- [Task material]:
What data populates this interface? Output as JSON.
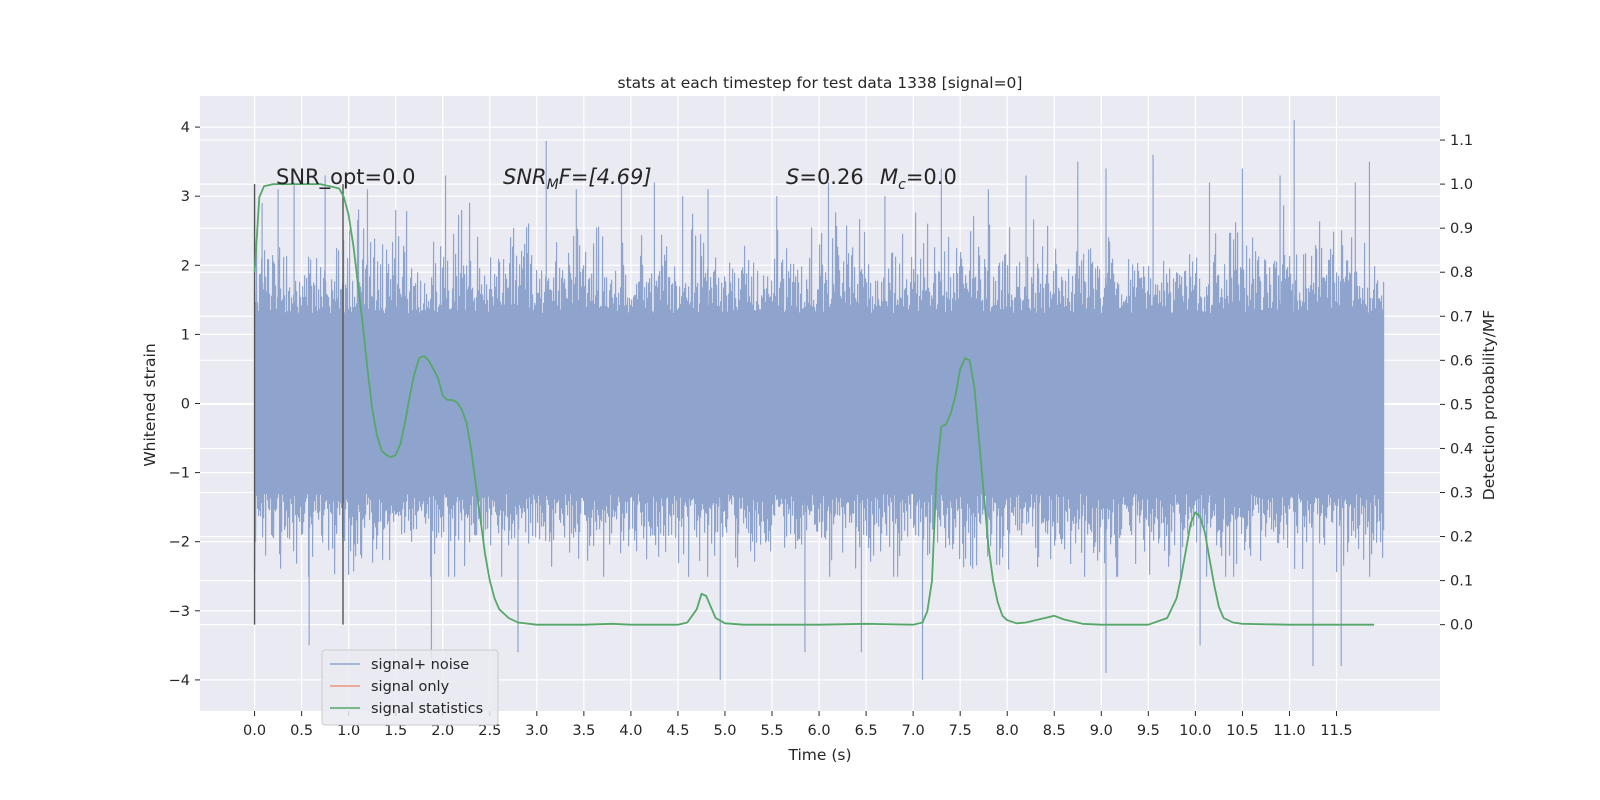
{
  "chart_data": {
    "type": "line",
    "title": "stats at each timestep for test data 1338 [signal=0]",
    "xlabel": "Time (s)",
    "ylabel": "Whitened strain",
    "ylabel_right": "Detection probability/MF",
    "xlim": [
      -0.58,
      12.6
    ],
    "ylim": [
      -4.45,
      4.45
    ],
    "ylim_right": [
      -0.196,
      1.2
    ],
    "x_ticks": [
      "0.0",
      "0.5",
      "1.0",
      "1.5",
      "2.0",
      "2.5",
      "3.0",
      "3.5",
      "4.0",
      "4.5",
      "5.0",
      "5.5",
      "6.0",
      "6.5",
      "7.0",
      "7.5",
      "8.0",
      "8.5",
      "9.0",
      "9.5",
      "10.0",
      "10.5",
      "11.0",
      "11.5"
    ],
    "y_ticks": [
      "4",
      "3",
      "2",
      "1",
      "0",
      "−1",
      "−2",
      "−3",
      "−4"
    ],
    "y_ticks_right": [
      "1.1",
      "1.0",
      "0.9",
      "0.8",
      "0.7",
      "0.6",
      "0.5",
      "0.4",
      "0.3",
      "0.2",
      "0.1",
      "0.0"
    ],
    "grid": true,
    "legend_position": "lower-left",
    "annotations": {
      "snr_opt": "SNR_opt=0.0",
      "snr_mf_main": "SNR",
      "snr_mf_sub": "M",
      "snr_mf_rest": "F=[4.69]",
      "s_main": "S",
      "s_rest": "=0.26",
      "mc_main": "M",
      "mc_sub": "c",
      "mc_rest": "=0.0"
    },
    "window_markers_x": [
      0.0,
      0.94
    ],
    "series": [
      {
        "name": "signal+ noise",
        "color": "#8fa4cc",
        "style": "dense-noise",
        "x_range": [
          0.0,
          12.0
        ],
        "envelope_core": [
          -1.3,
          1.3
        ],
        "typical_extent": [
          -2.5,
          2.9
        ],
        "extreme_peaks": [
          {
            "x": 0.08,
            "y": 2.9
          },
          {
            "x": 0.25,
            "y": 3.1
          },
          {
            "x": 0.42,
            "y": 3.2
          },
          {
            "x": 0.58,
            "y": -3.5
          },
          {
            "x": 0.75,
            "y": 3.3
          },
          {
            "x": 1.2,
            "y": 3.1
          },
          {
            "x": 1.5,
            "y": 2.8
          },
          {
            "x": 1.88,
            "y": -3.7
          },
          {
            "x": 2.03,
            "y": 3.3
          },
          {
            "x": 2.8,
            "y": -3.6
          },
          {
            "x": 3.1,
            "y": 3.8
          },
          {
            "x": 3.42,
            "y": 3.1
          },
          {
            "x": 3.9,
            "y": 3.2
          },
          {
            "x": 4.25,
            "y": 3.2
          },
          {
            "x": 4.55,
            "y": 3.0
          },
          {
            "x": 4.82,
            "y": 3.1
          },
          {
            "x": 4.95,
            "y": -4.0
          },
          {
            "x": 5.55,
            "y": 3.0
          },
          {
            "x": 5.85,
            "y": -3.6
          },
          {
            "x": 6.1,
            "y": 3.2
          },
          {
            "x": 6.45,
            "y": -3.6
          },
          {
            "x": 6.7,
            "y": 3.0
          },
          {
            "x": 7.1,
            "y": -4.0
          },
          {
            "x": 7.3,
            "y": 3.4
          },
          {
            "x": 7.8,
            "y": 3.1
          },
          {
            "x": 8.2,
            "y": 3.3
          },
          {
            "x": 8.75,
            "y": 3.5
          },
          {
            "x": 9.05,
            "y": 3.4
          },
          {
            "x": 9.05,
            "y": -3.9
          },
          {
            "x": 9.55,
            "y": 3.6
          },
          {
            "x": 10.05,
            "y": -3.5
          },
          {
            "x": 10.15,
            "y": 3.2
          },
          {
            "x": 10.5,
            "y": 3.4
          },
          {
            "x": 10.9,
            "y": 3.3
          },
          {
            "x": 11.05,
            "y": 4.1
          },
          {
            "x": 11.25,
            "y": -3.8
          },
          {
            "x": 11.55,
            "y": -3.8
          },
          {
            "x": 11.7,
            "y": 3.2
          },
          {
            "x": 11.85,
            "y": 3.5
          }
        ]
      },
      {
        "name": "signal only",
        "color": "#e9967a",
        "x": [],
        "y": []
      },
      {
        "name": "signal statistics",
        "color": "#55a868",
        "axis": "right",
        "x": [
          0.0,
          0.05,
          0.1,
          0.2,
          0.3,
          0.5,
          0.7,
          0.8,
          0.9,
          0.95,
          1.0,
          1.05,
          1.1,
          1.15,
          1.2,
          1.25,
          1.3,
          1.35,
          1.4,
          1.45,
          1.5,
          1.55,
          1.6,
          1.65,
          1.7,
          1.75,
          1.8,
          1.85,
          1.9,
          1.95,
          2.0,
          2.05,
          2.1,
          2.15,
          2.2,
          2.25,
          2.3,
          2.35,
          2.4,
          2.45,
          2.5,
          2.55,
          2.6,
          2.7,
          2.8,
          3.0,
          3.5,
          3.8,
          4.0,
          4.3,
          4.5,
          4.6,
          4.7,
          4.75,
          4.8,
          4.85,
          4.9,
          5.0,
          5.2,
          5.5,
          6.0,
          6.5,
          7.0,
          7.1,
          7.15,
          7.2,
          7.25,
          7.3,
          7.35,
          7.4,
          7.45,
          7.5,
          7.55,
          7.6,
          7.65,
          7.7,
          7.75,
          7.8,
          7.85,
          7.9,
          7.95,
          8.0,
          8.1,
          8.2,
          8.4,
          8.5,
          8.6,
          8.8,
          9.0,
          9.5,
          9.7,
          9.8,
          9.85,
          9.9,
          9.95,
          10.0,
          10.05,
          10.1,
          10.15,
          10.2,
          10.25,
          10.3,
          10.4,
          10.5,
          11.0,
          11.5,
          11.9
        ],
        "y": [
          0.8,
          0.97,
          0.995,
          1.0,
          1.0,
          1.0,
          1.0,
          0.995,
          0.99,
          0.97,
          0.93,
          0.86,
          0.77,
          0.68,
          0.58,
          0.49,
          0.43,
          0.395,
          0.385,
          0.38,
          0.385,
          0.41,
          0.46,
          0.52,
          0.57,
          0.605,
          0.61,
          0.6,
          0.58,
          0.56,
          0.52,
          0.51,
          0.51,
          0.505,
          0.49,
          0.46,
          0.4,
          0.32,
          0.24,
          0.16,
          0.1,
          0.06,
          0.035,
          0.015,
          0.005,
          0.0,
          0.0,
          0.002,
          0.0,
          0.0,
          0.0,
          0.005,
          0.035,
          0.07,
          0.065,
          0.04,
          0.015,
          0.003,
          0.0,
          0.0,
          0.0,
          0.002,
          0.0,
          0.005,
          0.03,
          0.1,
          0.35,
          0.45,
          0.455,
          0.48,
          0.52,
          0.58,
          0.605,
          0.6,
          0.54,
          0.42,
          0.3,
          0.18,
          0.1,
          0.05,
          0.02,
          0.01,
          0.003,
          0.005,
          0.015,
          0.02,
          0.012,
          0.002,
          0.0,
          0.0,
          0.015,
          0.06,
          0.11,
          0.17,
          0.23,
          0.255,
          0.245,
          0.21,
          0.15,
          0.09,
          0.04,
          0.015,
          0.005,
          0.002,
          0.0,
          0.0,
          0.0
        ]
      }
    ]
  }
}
--
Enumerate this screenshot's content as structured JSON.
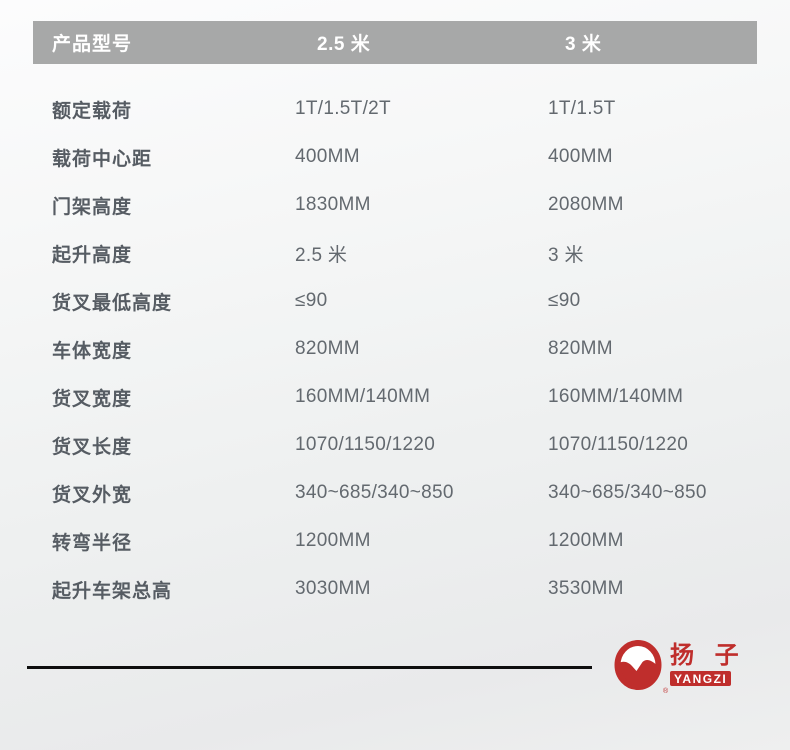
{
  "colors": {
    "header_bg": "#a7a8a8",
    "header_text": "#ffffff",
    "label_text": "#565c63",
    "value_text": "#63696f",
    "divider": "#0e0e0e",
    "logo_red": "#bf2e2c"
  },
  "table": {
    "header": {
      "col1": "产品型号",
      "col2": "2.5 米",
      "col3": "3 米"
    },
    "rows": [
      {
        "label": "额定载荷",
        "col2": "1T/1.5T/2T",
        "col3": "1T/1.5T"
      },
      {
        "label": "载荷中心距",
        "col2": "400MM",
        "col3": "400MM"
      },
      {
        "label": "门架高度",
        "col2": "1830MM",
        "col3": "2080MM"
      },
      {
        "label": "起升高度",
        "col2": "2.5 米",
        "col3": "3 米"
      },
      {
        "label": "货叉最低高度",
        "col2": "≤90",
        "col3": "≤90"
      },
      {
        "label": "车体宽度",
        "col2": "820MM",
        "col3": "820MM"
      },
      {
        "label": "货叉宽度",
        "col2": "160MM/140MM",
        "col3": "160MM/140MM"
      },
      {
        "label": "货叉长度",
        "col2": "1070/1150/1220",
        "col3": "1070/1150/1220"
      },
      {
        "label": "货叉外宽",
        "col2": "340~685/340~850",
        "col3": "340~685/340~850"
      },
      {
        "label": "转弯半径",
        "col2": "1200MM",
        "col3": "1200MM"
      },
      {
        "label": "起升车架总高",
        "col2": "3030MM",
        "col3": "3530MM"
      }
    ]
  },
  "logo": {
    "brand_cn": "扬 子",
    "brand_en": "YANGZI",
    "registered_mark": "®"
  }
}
==
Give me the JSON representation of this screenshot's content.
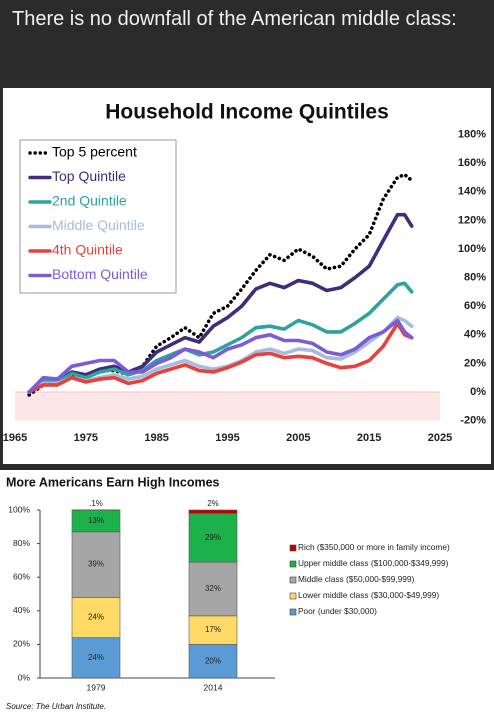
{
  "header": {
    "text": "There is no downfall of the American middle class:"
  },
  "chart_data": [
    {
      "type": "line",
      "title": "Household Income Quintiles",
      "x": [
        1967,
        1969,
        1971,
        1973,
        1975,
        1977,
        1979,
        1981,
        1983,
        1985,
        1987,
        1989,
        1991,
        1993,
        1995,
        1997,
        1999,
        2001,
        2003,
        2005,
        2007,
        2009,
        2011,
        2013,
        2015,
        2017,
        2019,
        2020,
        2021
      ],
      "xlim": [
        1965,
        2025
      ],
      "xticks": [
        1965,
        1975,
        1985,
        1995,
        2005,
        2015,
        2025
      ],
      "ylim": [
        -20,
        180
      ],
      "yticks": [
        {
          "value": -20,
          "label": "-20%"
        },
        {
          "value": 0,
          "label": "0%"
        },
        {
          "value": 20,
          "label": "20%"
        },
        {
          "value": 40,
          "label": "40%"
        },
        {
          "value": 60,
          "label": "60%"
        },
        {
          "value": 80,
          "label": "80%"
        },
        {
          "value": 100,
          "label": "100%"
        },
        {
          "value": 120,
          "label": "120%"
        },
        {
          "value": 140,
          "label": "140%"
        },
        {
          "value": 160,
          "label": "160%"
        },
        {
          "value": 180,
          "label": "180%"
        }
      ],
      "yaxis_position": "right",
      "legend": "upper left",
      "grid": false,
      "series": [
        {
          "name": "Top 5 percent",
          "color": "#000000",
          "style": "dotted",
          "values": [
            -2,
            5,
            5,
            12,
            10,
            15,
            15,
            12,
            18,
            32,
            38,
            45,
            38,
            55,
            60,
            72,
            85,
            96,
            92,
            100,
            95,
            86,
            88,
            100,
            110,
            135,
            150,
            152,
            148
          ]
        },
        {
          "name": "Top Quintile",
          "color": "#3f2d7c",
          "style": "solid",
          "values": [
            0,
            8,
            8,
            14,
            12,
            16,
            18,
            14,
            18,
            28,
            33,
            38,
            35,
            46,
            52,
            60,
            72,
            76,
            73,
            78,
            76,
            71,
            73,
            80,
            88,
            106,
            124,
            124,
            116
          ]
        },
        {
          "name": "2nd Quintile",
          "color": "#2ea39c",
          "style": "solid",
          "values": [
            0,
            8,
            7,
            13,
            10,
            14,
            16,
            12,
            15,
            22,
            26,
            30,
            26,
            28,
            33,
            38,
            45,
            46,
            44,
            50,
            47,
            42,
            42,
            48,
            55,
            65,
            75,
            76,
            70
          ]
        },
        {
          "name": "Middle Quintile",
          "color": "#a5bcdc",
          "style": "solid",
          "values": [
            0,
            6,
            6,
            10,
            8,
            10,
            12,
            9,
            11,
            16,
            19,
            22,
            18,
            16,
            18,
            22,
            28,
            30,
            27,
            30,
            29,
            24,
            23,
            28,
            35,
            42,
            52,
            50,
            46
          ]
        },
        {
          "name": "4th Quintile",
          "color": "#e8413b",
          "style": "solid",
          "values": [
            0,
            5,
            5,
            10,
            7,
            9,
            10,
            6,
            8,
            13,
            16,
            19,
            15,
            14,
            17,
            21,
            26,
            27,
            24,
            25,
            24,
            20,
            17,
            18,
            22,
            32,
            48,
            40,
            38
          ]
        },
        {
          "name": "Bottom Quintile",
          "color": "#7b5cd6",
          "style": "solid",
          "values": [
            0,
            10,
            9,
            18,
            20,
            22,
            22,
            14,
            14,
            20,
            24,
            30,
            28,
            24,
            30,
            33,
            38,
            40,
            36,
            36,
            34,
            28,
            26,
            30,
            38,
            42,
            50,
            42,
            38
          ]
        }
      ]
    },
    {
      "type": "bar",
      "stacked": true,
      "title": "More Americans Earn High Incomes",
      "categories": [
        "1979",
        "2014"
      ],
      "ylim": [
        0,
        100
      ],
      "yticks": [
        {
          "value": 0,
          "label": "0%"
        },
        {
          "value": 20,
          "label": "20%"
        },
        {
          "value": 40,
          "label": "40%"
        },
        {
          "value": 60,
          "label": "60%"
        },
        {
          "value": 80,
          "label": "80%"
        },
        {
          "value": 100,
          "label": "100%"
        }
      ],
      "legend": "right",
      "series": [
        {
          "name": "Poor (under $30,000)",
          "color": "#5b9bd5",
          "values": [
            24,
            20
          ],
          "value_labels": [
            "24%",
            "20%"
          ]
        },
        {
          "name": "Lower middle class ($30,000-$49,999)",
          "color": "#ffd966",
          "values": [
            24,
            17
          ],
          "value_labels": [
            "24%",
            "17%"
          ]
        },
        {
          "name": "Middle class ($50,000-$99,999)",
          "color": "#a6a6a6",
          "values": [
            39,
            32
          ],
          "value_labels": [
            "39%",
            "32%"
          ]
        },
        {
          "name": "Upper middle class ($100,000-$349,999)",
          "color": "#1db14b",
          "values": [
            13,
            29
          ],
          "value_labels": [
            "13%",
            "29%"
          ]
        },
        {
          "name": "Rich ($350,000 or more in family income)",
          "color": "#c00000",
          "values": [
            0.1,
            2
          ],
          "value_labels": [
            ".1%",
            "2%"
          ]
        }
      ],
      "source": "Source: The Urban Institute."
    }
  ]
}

- [Exercise task]:
In the entries above, find every line holding the word "screenshot" and copy it out.

- [Output of the task]:
Enumerate this screenshot's content as structured JSON.
Give me the JSON representation of this screenshot's content.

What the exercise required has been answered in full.